## Reading passage:
---+---

# Newbie: Xterm help



## rjmagyar (Jul 13, 2005)

Hi,

I am new to Mac OS but am a long time linux and unix user.  I am running the X11 that was available on the Mac OS version 10.4 disk.  When I open an xterm and try to run application &, no new window pops up.  How do I enable this?  I'd like to run emacs, for example, in a new window.  Thanks, Rudy Magyar


----------



## digit9 (Aug 14, 2005)

You need to append the -DISPLAY flag at the end of your application. Most man pages document this flag.

Basically it's something like this
 AppName -DISPLAY 192.168.0.1:0.0


----------



## spb (Aug 14, 2005)

Are you sure about needing to set $DISPLAY ?

When I check I do not have $DISPLAY set, but I can type "open-x11 gimp" and it works just fine.

Frankly, I've also had many problems, getting the X applications to work as I want them to, but I've not found that the problem is associated with the DISPLAY variable.

---+---

## Set task 1:
Can you reproduce the stretch of the Xterm thread from "I am new to" through "digit9 (Aug 14, 2005)"?
## Set task 2:
Which usernames posted in the Xterm help thread? List every one.

## Dataset content:
---+---

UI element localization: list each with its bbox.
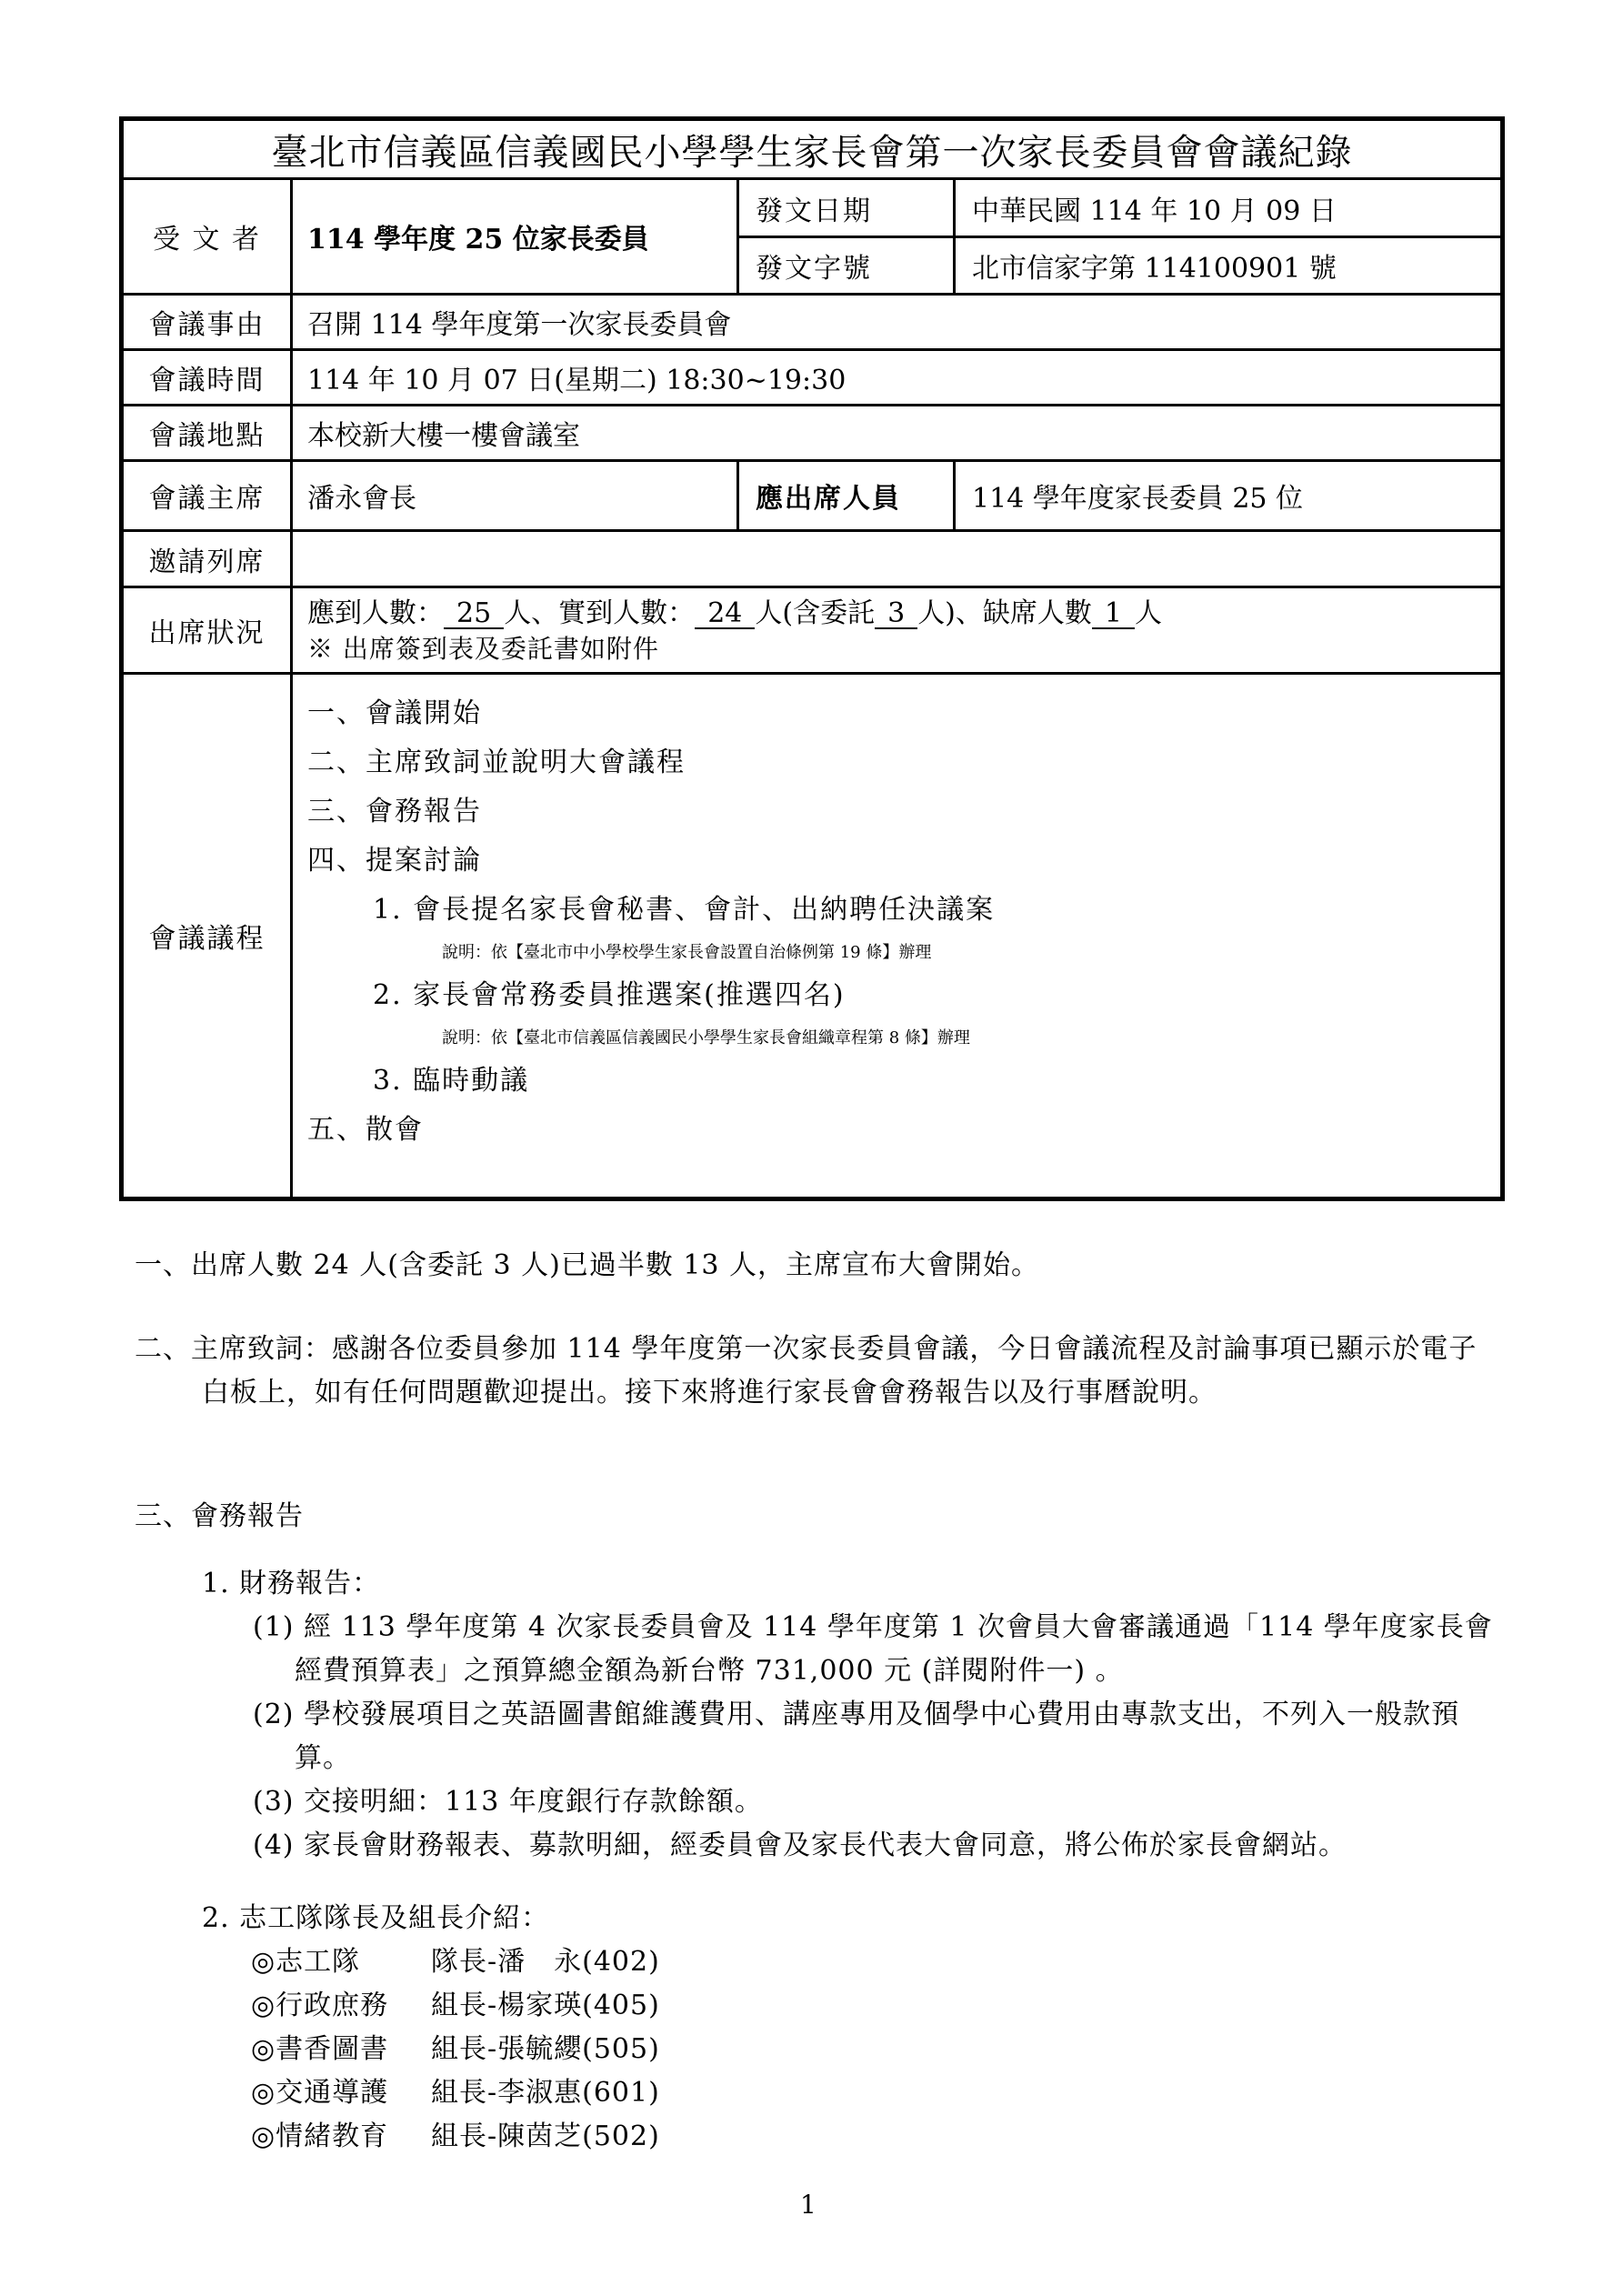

---+---

## Correct answer 1:
I am new to Mac OS but am a long time linux and unix user.  I am running the X11 that was available on the Mac OS version 10.4 disk.  When I open an xterm and try to run application &, no new window pops up.  How do I enable this?  I'd like to run emacs, for example, in a new window.  Thanks, Rudy Magyar


----------



## digit9 (Aug 14, 2005)

## Correct answer 2:
rjmagyar, digit9, spb